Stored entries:
::::

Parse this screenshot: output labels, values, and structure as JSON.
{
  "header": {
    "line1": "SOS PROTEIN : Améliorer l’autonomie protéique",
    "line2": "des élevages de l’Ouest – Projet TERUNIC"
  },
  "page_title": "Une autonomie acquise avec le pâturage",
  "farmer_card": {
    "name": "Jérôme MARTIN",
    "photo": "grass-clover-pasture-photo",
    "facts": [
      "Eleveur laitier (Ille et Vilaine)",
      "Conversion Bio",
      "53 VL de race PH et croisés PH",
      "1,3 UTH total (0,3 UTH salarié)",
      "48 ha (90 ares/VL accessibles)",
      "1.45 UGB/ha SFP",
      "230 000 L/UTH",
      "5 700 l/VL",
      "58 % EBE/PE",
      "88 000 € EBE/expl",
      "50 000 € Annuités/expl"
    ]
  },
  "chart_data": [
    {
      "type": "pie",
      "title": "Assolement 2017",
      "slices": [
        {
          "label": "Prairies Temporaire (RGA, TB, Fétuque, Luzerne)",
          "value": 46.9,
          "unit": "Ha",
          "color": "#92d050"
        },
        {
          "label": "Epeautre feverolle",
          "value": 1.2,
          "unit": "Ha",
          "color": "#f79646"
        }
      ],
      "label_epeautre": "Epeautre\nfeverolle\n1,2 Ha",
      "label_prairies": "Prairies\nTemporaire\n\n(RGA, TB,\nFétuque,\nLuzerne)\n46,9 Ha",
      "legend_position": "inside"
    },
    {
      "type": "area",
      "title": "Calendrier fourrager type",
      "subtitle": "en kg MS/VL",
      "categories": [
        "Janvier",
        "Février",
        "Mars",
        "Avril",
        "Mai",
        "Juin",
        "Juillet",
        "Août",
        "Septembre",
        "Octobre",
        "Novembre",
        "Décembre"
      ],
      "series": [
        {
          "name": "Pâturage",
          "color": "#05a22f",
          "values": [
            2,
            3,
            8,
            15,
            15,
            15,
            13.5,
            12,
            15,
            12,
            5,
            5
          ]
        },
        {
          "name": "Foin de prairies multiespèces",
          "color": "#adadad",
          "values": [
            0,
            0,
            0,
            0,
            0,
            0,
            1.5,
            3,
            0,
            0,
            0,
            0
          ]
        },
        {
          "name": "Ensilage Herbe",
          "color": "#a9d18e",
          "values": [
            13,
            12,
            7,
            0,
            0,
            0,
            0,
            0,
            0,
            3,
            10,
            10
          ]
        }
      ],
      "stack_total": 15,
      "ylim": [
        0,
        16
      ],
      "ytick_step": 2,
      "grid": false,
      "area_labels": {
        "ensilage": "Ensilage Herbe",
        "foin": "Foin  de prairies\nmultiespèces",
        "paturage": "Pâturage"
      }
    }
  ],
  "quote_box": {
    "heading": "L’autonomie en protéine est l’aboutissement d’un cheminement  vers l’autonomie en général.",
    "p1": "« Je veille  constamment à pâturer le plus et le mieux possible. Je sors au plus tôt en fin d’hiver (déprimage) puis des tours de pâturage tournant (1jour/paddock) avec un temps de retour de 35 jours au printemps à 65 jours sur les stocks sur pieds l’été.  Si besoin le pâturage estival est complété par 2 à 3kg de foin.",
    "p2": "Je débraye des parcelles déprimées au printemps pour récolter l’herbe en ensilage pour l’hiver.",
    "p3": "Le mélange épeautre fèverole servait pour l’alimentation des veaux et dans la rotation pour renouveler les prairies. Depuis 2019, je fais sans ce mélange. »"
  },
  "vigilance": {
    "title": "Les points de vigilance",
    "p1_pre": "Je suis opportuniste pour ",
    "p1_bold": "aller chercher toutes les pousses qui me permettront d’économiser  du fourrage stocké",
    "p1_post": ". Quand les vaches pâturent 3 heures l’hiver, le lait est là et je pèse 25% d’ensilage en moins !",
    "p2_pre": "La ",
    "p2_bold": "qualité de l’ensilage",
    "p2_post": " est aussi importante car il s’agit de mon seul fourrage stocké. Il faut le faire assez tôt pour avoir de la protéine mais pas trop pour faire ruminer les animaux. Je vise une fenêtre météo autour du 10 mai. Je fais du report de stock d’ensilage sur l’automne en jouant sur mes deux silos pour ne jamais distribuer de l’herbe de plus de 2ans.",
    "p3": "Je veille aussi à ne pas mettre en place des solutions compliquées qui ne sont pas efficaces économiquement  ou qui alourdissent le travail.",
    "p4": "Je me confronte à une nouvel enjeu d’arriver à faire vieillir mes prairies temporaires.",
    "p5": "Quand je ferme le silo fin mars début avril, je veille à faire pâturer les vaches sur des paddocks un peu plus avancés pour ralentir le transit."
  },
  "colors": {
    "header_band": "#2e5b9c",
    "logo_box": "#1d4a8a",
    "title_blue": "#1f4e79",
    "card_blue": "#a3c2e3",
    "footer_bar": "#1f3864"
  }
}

::::

Look through the entries for the string "faire". Every line that has it belongs in the answer.

    "p2_post": " est aussi importante car il s’agit de mon seul fourrage stocké. Il faut le faire assez tôt pour avoir de la protéine mais pas trop pour faire ruminer les animaux. Je vise une fenêtre météo autour du 10 mai. Je fais du report de stock d’ensilage sur l’automne en jouant sur mes deux silos pour ne jamais distribuer de l’herbe de plus de 2ans.",
    "p4": "Je me confronte à une nouvel enjeu d’arriver à faire vieillir mes prairies temporaires.",
    "p5": "Quand je ferme le silo fin mars début avril, je veille à faire pâturer les vaches sur des paddocks un peu plus avancés pour ralentir le transit."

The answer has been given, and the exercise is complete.